Prompt: Find every line containing the word "this" in the records below; report only how many there are.

Recorded data:
## begin

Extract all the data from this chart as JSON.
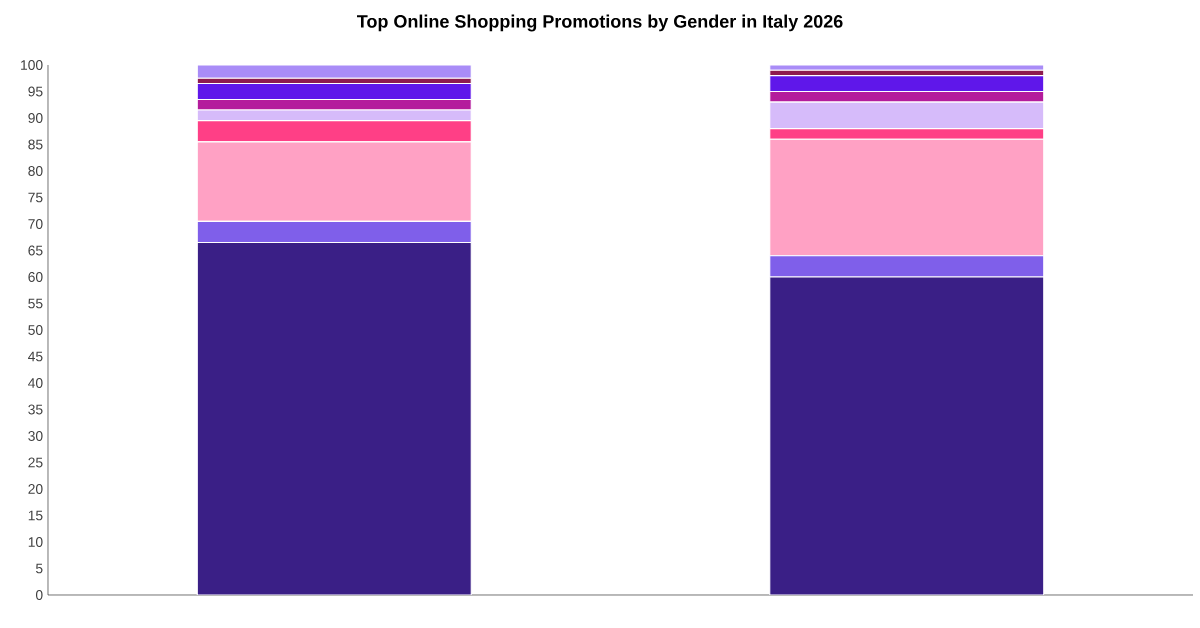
{
  "chart_data": {
    "type": "bar",
    "title": "Top Online Shopping Promotions by Gender in Italy 2026",
    "categories": [
      null,
      null
    ],
    "stacked": true,
    "ylim": [
      0,
      100
    ],
    "yticks": [
      0,
      5,
      10,
      15,
      20,
      25,
      30,
      35,
      40,
      45,
      50,
      55,
      60,
      65,
      70,
      75,
      80,
      85,
      90,
      95,
      100
    ],
    "series": [
      {
        "color": "#3a1f86",
        "values": [
          66.5,
          60
        ]
      },
      {
        "color": "#7f5fea",
        "values": [
          4,
          4
        ]
      },
      {
        "color": "#ffa1c4",
        "values": [
          15,
          22
        ]
      },
      {
        "color": "#ff3f86",
        "values": [
          4,
          2
        ]
      },
      {
        "color": "#d6bbfa",
        "values": [
          2,
          5
        ]
      },
      {
        "color": "#b41c9c",
        "values": [
          2,
          2
        ]
      },
      {
        "color": "#5f17ea",
        "values": [
          3,
          3
        ]
      },
      {
        "color": "#8e1b4f",
        "values": [
          1,
          1
        ]
      },
      {
        "color": "#a98cf7",
        "values": [
          2.5,
          1
        ]
      }
    ]
  }
}
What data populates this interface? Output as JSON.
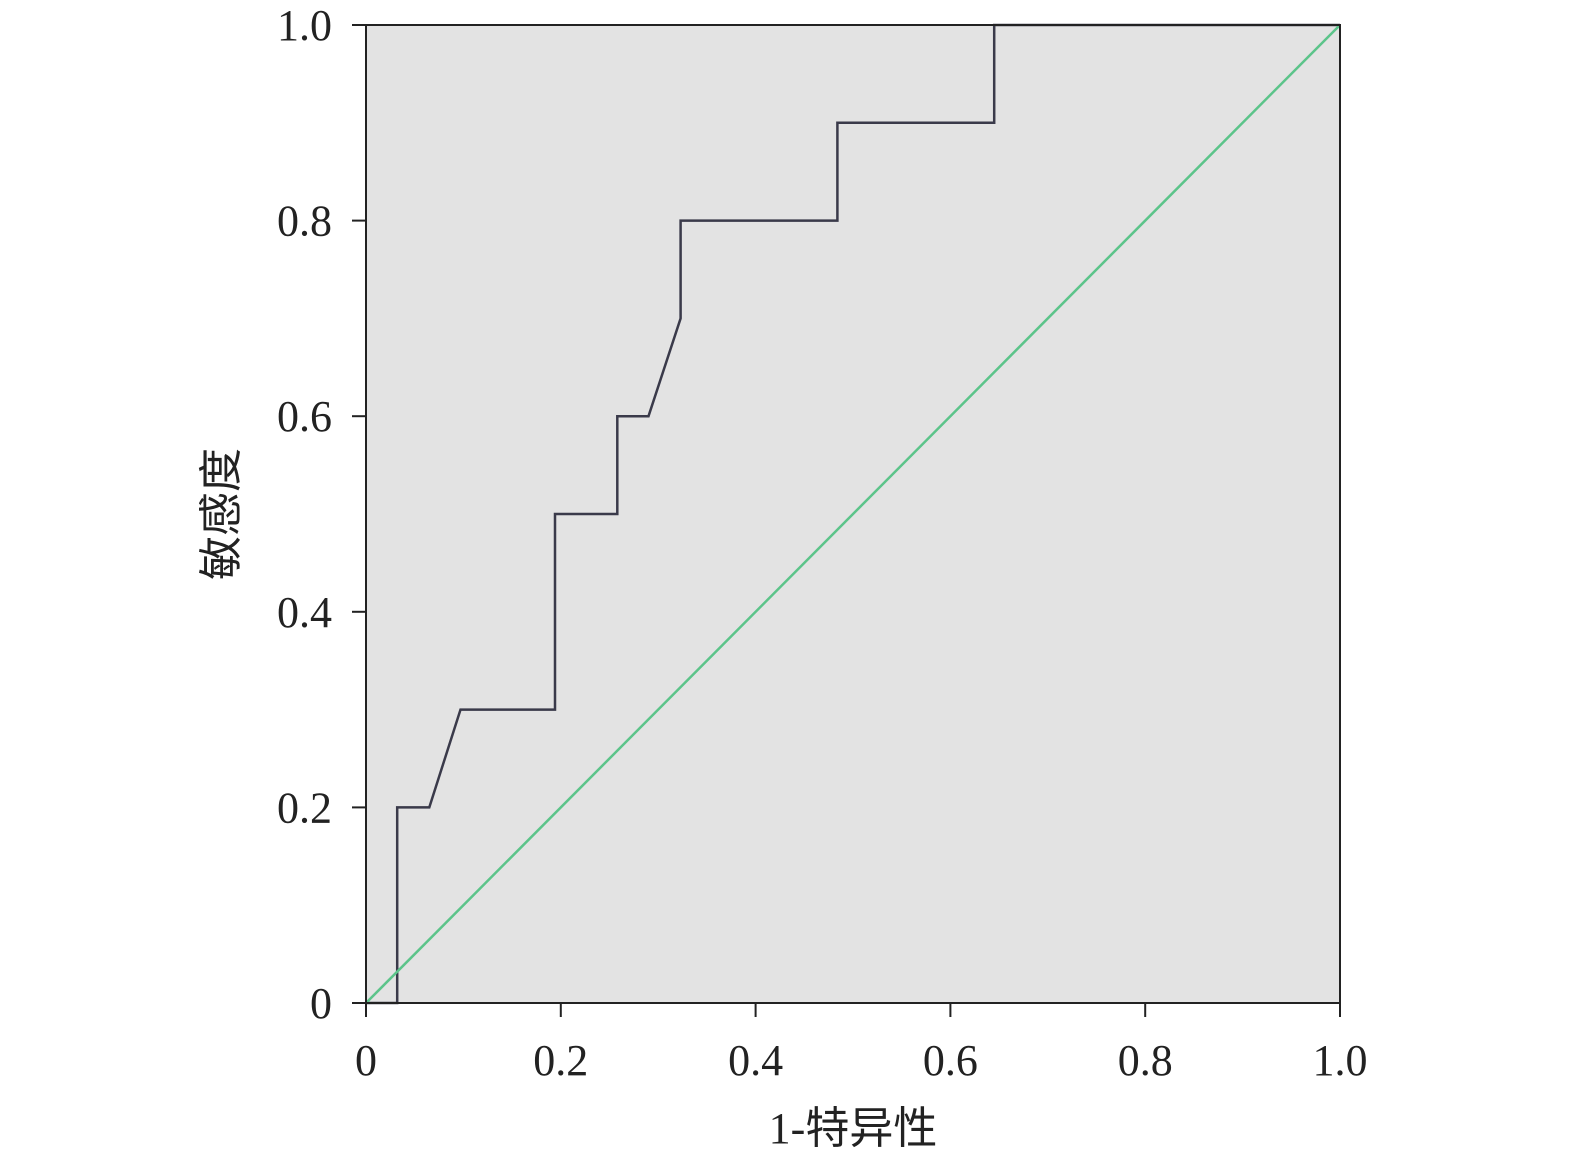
{
  "chart_data": {
    "type": "line",
    "title": "",
    "xlabel": "1-特异性",
    "ylabel": "敏感度",
    "xlim": [
      0,
      1.0
    ],
    "ylim": [
      0,
      1.0
    ],
    "xticks": [
      "0",
      "0.2",
      "0.4",
      "0.6",
      "0.8",
      "1.0"
    ],
    "yticks": [
      "0",
      "0.2",
      "0.4",
      "0.6",
      "0.8",
      "1.0"
    ],
    "grid": false,
    "series": [
      {
        "x": [
          0,
          0.032,
          0.032,
          0.065,
          0.097,
          0.194,
          0.194,
          0.258,
          0.258,
          0.29,
          0.323,
          0.323,
          0.484,
          0.484,
          0.645,
          0.645,
          1.0
        ],
        "y": [
          0,
          0,
          0.2,
          0.2,
          0.3,
          0.3,
          0.5,
          0.5,
          0.6,
          0.6,
          0.7,
          0.8,
          0.8,
          0.9,
          0.9,
          1.0,
          1.0
        ],
        "color": "#3a3a4a"
      },
      {
        "x": [
          0,
          1.0
        ],
        "y": [
          0,
          1.0
        ],
        "color": "#5cc48a"
      }
    ],
    "background_color": "#e3e3e3"
  }
}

## end

The reply: 2